_WHAT THE TASK REQUIRES_
Restate the data word for word and leave the images out.

_Items from a figure collection_
────

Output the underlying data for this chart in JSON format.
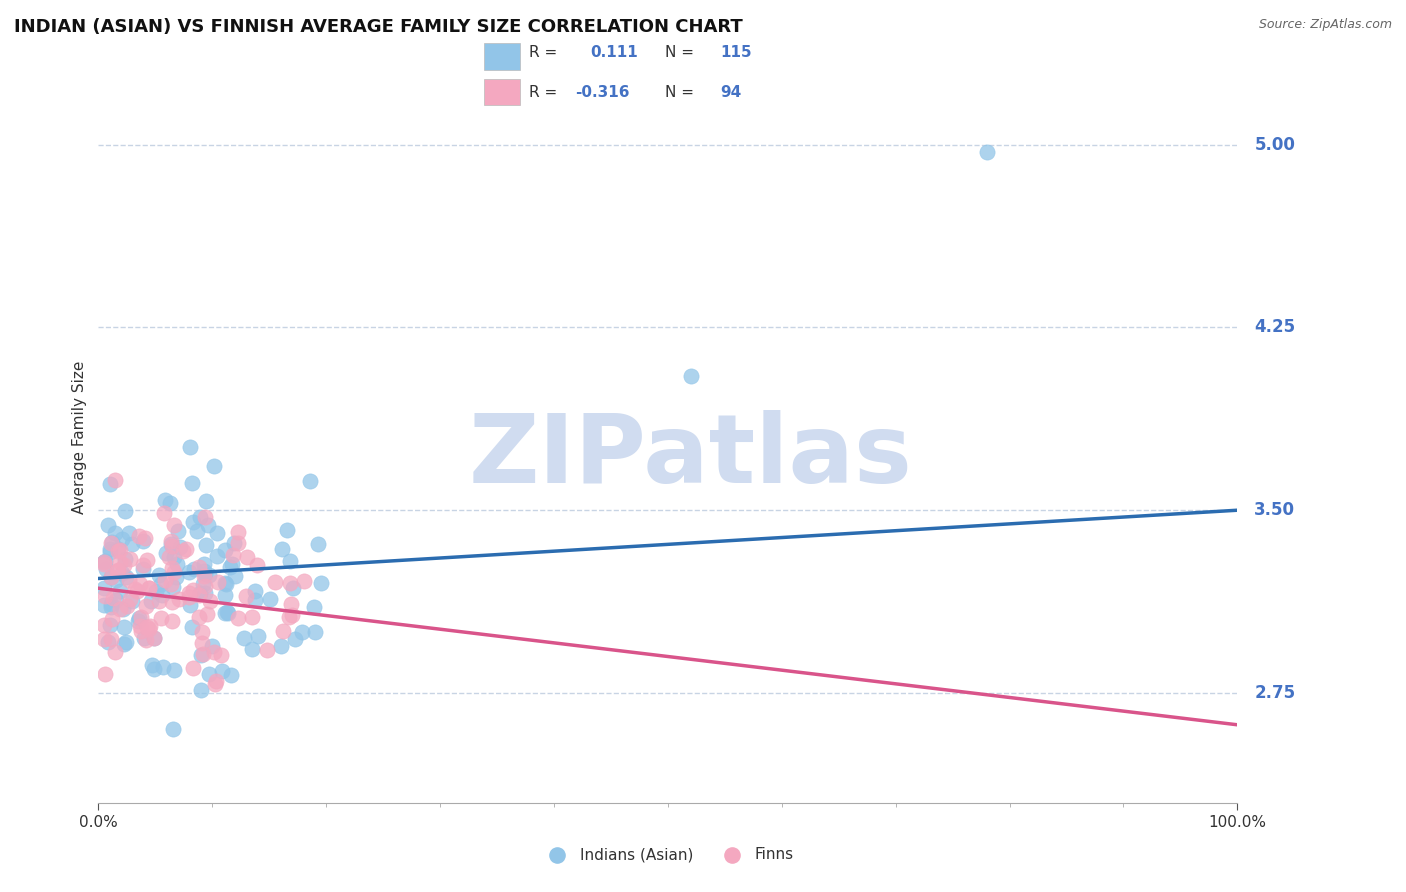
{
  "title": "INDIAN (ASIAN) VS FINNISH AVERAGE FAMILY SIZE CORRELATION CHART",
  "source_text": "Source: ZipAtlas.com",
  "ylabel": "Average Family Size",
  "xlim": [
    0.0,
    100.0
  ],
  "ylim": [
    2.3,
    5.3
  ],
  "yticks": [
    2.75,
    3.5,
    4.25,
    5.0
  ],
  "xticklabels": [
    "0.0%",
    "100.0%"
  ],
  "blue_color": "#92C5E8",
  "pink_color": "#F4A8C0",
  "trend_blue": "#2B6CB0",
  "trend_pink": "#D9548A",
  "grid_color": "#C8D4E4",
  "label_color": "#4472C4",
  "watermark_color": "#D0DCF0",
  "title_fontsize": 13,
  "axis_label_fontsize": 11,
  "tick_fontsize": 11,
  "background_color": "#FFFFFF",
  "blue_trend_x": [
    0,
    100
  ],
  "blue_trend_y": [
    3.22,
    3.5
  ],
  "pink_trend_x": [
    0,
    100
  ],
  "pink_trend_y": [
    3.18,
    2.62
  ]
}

────

_FULL ANSWER_
Output the underlying data for this chart in JSON format.
{
  "title": "INDIAN (ASIAN) VS FINNISH AVERAGE FAMILY SIZE CORRELATION CHART",
  "source_text": "Source: ZipAtlas.com",
  "ylabel": "Average Family Size",
  "xlim": [
    0.0,
    100.0
  ],
  "ylim": [
    2.3,
    5.3
  ],
  "yticks": [
    2.75,
    3.5,
    4.25,
    5.0
  ],
  "xticklabels": [
    "0.0%",
    "100.0%"
  ],
  "blue_color": "#92C5E8",
  "pink_color": "#F4A8C0",
  "trend_blue": "#2B6CB0",
  "trend_pink": "#D9548A",
  "grid_color": "#C8D4E4",
  "label_color": "#4472C4",
  "watermark_color": "#D0DCF0",
  "title_fontsize": 13,
  "axis_label_fontsize": 11,
  "tick_fontsize": 11,
  "background_color": "#FFFFFF",
  "blue_trend_x": [
    0,
    100
  ],
  "blue_trend_y": [
    3.22,
    3.5
  ],
  "pink_trend_x": [
    0,
    100
  ],
  "pink_trend_y": [
    3.18,
    2.62
  ]
}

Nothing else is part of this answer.